### Exercise description
Take every line from the material that has the word "Ornamental" in it.

### Excerpted records
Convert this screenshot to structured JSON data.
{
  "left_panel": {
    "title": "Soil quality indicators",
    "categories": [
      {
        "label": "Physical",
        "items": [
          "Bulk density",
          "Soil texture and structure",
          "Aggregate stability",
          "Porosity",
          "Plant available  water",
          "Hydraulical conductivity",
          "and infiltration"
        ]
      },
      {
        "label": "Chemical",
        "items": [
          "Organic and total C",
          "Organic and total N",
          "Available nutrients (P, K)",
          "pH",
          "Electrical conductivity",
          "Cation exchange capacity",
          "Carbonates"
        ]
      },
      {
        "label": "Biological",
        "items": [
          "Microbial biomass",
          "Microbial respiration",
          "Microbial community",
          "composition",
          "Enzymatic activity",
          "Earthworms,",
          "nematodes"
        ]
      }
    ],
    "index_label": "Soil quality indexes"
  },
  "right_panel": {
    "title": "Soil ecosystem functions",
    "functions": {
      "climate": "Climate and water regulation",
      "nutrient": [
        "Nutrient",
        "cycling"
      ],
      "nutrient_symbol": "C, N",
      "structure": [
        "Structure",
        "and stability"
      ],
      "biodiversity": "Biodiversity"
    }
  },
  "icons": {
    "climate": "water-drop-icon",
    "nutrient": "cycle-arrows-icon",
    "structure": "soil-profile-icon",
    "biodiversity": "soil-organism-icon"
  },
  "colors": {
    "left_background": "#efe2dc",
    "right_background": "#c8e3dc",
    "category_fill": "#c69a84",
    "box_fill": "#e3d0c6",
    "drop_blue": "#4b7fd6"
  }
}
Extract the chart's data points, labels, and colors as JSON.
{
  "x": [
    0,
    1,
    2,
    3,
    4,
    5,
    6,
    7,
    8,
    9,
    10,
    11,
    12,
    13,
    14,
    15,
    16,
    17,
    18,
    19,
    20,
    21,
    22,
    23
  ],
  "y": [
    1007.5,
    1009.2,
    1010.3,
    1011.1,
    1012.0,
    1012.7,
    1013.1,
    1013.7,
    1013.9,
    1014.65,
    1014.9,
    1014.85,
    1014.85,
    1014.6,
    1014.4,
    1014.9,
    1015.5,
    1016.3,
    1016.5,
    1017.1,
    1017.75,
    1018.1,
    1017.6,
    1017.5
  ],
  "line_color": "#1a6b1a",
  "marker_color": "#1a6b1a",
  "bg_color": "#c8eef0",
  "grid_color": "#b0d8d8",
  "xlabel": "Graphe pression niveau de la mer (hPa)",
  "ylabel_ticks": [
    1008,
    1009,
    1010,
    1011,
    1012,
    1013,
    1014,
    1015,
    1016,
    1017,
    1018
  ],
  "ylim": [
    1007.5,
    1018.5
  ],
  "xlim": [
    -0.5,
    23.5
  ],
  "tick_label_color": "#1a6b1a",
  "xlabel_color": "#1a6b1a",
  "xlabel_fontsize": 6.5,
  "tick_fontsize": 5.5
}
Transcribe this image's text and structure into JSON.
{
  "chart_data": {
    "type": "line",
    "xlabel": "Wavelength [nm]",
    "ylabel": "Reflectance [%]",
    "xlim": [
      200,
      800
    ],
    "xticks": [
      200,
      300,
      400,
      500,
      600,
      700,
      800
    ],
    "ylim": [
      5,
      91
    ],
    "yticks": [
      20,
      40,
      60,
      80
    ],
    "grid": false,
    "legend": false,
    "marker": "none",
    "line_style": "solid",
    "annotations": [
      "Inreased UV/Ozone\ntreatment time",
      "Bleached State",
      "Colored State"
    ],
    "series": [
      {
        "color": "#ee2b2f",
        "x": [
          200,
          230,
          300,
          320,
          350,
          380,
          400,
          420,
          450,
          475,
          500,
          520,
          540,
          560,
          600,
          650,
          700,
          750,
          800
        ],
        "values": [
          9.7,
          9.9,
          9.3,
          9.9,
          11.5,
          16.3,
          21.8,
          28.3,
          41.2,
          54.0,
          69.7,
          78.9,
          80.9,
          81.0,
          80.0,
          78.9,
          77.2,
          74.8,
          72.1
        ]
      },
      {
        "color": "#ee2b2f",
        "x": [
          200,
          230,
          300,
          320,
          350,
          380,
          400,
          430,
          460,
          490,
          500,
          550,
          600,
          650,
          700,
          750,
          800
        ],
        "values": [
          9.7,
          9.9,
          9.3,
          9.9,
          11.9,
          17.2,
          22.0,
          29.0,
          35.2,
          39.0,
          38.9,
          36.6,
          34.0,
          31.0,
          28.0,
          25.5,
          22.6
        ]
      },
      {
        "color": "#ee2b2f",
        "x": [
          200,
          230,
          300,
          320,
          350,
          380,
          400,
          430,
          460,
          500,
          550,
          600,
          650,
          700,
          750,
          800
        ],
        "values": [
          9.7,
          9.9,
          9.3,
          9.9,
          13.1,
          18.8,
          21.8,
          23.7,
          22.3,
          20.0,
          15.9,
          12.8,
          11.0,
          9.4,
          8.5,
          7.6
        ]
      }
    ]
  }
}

...

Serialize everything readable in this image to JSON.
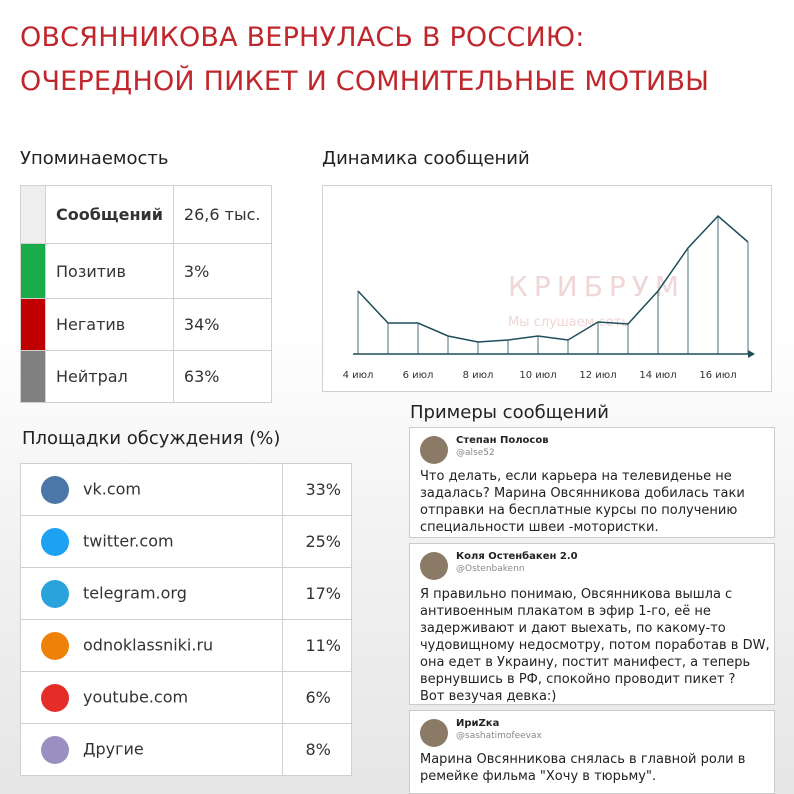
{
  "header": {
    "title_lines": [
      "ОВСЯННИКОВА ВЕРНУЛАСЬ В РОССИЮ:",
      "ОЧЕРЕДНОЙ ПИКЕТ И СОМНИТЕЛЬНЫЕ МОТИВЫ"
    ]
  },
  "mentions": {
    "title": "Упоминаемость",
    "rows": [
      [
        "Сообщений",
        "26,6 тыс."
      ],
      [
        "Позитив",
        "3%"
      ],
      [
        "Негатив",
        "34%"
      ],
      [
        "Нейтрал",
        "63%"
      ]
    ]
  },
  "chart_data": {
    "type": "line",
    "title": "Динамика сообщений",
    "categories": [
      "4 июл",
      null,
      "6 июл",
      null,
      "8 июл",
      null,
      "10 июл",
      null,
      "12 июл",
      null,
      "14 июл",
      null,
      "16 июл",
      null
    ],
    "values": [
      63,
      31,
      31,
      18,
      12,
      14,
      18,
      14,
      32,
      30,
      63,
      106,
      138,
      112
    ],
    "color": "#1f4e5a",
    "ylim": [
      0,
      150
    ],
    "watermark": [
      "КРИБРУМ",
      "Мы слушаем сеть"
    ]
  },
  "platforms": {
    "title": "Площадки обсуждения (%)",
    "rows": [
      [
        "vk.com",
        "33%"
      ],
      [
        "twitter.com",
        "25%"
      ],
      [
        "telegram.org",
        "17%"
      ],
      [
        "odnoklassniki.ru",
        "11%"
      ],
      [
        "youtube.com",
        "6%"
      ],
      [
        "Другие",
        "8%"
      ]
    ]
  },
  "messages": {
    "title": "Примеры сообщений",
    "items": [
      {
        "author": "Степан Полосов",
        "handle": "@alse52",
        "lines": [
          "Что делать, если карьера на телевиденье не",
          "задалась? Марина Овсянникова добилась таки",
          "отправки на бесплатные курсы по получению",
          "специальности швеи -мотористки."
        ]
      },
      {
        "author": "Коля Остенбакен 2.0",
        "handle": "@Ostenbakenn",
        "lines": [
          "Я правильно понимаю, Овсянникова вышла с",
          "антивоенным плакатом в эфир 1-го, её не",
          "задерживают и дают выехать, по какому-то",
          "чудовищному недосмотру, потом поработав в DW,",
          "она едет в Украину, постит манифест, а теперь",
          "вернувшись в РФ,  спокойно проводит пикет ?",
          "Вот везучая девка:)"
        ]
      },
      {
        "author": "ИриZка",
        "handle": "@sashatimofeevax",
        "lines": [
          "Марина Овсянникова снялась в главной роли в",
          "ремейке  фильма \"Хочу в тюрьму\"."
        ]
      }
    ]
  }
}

---

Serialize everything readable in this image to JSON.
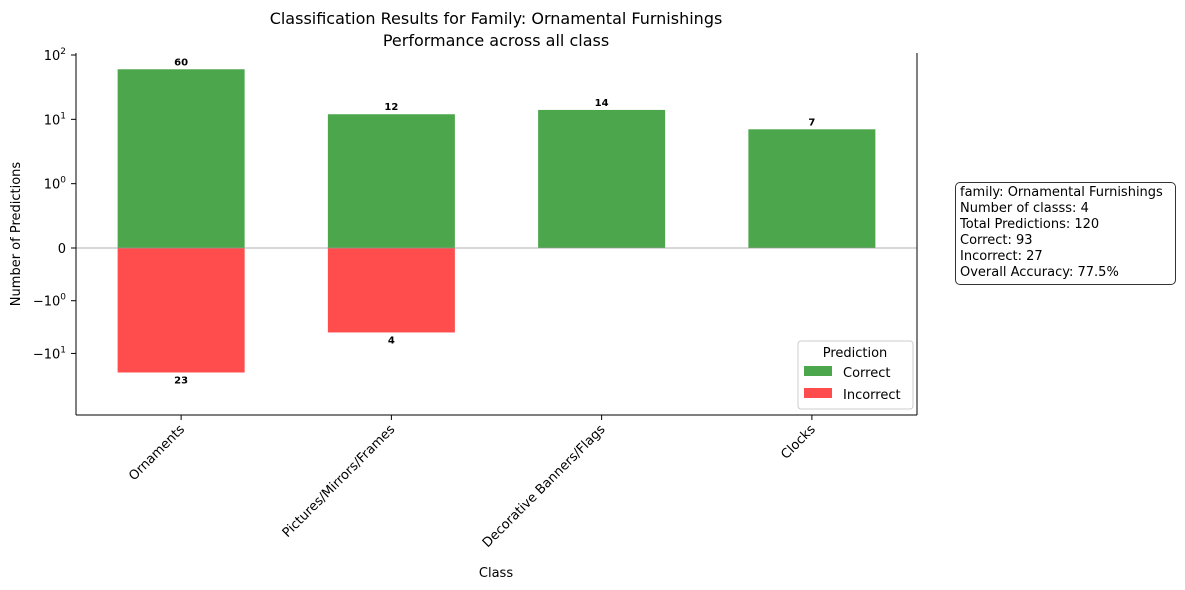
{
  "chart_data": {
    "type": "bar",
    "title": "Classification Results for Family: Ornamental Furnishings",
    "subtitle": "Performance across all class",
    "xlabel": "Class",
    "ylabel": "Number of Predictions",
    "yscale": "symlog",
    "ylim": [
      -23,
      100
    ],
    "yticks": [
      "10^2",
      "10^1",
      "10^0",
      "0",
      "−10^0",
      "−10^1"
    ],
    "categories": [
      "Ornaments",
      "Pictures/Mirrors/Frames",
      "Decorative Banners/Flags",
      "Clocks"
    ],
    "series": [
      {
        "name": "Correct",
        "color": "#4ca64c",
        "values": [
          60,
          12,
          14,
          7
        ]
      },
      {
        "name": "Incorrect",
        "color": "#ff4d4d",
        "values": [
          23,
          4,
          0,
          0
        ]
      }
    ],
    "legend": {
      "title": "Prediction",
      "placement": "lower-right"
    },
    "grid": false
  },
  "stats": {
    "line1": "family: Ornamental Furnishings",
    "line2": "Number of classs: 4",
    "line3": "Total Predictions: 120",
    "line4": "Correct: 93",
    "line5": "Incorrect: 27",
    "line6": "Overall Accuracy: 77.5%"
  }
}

### Exercise result
    "title": "Classification Results for Family: Ornamental Furnishings",
    "line1": "family: Ornamental Furnishings",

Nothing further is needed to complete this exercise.